STUDY TEXT ::

The treatment of osteomyelitis involves both surgical and medical management. Treatment of comorbid systemic diseases must be considered along with medical consultation, when appropriate. Empirical systemic antibiotics should be administered while awaiting final culture and sensitivity results. Penicillin/metronidazole or clindamycin are excellent first‐line choices for empirical antibiotics. In chronic cases, sequestrectomy, decortication, and saucerization may be necessary to debride the involved bone to vital, bleeding bone margins to assist in healing acceleration. Removal of the bony cortex with attachment of the periosteum directly on the marrow space assists in blood flow and revascularization. After aggressive bone debridement, bone fixation and stabilization may be needed to prevent a pathological mandible fracture or stabilize an existing fracture. External fixation, rigid internal fixation, or intermaxillary fixation may be used with various fixation schemes, with the specific type dependent upon surgeon preference and degree of success of surgical debridement [38, 39] (Figure 2.10a–i). Other methods of treatment have been proposed, such as local antibiotic administration, with both resorbable and nonresorbable carriers (antibiotic‐impregnated beads) and hyperbaric oxygen (HBO) (controversial). Poly(methyl methacrylate) beads impregnated with gentamicin have been used in orthopedic surgery; however, results can be disappointing due to inadequate local release and subinhibitory antibiotic levels. Also, a second surgery is necessary to remove the beads. HBO has not been demonstrated to have a significant effect on outcome based on the limited available literature [40, 41]. Esterhai et al. studied the use of HBO in 28 patients with chronic refractory osteomyelitis, and this controlled trial concluded that HBO had no effect on length of hospitalization, rate of wound repair, or recurrence of infection [40].

REQUIREMENT A :: According to the osteomyelitis passage, which antibiotics are excellent first-line choices for empirical treatment?
REQUIREMENT B :: Go on with the osteomyelitis passage, writing the sentences that would follow its final one.
The items that come next have no connection to the osteomyelitis passage.

ENTRIES SHOWN ::

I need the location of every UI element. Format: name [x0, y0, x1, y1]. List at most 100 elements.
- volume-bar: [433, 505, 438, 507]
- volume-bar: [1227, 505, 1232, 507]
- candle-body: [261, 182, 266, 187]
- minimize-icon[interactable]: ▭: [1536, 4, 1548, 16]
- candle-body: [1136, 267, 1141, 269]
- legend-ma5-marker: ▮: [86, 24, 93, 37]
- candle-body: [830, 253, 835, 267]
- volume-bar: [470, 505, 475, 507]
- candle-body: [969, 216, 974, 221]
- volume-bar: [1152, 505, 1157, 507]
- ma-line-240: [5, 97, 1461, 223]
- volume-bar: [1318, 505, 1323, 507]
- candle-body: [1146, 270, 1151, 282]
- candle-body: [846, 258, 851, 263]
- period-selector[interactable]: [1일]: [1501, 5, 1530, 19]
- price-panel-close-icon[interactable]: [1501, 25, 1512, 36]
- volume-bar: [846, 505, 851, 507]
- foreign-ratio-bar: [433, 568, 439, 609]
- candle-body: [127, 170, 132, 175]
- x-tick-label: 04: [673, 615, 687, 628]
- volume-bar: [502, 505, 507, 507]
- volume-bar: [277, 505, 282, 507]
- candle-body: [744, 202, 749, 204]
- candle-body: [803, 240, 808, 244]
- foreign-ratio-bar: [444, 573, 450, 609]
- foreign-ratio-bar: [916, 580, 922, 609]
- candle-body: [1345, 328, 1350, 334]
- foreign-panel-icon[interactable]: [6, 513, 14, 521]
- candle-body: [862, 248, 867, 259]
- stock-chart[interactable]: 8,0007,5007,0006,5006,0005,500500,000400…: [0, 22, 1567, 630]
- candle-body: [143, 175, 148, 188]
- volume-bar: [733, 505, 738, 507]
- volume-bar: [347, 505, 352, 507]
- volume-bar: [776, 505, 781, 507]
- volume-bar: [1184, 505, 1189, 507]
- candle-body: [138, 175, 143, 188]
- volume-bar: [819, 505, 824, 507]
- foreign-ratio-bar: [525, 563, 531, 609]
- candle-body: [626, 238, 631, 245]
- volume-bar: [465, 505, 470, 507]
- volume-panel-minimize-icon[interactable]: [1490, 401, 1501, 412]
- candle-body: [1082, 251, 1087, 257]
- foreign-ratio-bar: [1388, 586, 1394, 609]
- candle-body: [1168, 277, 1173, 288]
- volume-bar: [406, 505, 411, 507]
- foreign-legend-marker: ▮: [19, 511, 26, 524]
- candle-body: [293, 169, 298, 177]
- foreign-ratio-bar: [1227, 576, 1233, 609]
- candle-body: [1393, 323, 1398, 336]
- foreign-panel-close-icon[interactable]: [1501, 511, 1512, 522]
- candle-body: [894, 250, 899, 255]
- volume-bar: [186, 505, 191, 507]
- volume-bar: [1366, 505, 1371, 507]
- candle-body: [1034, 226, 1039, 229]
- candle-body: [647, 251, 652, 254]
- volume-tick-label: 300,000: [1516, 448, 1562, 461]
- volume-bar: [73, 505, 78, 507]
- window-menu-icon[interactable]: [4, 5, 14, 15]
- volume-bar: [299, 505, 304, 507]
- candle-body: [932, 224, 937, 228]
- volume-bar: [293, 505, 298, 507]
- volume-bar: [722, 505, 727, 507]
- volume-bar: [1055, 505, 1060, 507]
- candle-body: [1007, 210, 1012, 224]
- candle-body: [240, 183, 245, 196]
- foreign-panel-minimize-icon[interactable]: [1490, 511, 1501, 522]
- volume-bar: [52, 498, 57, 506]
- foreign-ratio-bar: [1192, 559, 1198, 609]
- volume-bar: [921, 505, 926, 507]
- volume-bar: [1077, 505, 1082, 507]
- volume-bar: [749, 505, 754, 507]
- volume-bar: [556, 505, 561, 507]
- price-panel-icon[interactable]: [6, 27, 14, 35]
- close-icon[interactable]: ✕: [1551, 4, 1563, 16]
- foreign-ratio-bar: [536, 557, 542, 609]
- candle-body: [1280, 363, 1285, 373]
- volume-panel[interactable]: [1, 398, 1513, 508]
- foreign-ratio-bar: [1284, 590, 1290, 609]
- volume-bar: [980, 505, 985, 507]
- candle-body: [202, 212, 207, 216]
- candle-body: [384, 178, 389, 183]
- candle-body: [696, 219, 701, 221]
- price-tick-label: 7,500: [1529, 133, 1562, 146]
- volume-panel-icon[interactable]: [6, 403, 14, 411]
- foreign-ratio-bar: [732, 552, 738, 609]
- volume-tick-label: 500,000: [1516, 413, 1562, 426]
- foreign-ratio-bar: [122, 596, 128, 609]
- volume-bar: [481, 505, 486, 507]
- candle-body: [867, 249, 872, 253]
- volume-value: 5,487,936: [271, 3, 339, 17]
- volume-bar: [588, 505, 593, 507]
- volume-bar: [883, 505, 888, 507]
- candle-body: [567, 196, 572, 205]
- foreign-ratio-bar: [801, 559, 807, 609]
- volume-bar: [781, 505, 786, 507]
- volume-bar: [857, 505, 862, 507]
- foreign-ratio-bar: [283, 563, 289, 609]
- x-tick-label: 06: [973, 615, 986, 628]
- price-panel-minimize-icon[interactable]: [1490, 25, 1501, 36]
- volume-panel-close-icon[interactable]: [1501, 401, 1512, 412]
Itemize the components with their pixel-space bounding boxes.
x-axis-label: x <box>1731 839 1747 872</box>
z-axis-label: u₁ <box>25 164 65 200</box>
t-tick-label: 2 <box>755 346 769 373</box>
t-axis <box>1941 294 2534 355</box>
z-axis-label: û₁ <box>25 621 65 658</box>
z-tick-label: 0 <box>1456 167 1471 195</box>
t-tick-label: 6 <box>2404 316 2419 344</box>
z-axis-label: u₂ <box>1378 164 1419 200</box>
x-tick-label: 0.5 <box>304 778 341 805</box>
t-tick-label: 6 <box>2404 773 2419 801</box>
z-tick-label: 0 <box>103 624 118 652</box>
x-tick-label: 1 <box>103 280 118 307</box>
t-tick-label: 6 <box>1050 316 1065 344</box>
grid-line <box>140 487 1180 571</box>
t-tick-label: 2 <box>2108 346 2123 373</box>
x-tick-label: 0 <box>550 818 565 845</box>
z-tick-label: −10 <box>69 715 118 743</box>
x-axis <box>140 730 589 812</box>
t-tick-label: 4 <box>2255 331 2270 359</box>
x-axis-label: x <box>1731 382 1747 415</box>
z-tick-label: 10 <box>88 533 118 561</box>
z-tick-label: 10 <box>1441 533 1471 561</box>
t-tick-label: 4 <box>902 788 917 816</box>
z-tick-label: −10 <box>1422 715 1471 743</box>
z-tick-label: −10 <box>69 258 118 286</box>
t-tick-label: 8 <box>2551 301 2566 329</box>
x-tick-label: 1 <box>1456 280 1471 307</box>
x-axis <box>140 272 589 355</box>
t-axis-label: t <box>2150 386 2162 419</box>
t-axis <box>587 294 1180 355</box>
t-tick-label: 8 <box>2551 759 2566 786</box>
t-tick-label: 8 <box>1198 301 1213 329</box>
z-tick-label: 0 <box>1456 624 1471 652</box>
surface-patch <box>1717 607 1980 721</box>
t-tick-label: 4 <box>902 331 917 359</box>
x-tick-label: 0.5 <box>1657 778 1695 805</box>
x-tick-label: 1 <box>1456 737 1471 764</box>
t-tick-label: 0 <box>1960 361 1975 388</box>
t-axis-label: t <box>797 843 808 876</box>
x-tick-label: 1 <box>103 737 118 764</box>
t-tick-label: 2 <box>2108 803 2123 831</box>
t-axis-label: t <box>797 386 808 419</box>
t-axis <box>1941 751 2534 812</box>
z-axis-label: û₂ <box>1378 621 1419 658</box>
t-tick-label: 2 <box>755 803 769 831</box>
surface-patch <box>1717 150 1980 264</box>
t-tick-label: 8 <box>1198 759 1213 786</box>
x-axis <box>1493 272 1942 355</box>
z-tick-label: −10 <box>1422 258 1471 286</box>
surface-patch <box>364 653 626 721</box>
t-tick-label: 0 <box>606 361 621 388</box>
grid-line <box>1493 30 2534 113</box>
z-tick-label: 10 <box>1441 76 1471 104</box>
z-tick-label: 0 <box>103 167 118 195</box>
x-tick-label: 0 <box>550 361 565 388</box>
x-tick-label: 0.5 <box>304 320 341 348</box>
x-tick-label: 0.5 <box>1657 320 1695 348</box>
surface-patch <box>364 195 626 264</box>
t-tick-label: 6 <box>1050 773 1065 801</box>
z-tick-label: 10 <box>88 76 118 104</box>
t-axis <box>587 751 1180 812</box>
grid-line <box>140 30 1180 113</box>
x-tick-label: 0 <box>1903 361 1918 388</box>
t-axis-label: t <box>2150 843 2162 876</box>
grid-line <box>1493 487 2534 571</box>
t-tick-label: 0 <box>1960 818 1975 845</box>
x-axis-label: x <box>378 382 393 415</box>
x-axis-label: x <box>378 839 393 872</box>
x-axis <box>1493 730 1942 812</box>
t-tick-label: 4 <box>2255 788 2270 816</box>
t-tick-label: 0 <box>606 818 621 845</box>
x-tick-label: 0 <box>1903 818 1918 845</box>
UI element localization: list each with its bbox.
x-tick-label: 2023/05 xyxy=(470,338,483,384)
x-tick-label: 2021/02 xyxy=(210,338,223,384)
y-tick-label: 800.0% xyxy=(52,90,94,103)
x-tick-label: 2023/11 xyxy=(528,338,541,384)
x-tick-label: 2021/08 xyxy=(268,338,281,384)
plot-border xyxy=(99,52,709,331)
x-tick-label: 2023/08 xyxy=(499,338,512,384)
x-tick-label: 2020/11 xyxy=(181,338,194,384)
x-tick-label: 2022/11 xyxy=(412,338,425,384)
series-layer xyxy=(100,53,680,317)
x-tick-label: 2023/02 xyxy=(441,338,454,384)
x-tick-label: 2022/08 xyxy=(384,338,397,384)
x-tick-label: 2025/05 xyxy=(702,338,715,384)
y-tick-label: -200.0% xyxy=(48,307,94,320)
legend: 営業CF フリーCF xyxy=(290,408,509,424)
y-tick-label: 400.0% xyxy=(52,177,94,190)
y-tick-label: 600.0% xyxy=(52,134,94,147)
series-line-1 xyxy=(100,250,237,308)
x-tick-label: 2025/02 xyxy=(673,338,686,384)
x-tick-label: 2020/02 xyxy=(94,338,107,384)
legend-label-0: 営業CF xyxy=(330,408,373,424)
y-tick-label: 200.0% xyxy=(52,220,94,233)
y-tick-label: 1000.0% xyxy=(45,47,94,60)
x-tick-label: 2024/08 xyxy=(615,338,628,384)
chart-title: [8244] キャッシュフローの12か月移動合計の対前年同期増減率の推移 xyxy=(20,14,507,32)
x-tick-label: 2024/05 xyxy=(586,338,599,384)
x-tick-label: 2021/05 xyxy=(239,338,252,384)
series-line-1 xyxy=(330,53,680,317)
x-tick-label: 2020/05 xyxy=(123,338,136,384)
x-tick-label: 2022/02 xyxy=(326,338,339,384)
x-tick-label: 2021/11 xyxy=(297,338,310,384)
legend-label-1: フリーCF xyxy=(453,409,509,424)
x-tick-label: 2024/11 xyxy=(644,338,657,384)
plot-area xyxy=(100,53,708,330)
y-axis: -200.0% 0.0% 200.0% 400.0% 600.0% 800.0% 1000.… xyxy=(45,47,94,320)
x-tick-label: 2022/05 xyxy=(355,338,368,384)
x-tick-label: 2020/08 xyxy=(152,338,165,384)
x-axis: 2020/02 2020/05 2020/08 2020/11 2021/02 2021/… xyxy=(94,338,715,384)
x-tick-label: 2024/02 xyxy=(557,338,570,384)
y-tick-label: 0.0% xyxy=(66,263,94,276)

WRITTEN RESPONSE A :: Penicillin/metronidazole or clindamycin.

WRITTEN RESPONSE B ::
Fig. 2.9. 3D reconstruction of right mandibular osteomyelitis demonstrating a “moth‐eaten” appearance to the bone.
Instrument Breakage/Foreign Body Displacement
Etiology: excessive force, inappropriate instrument use
Management: immediate or delayed removal of foreign body, monitoring
The complexity of instruments utilized by the surgeon during third molar surgery can vary significantly based upon individual training, experience, and preferences. Nearly every surgeon has a preferred instrument for each situation, and, in many instances, the reliability and resiliency of those instruments may be taken for granted.
The structural failure of an instrument can lead to complications associated with foreign body displacement into the maxillary sinus, infratemporal fossa, sublingual space, airway, gastrointestinal tract, etc. One well‐documented, and avoidable, complication is local anesthetic needle breakage, usually occurring during an IAN block. In most instances, the clinician has bent the needle at the hub in order to allow for an easier approach to the medial aspect of the ascending ramus and mandibular foramen to ensure an adequate local anesthetic injection [42].
When instrument breakage does occur, the key is to locate the fractured portion of the instrument and assure that it is not violating, or could potentially violate, any surrounding critical structures (e.g., nerves, blood vessels). Once the location is ascertained, the surgeon should decide between two options: (i) leave the fractured piece in place and monitor for any migration or (ii) decide upon removal of the fractured instrument immediately or in a delayed fashion after fibrosis occurs.
Once the decision has been made to remove the retained foreign body, the safest method that will allow adequate access should be utilized. This often requires general anesthesia in an operating room setting. Since the fractured pieces are almost always small in size, the use of fluoroscopic or navigational guidance is often used. Blind exploration for a broken needle in the infratemporal fossa, or elsewhere, is not advised. On rare occasions, the assistance of either the neurosurgical or interventional neuroradiology teams may be required if potential vascular injury could occur during retrieval of the fracture instrument or needle [43] (Figure 2.11a–c) (Algorithm 2.6).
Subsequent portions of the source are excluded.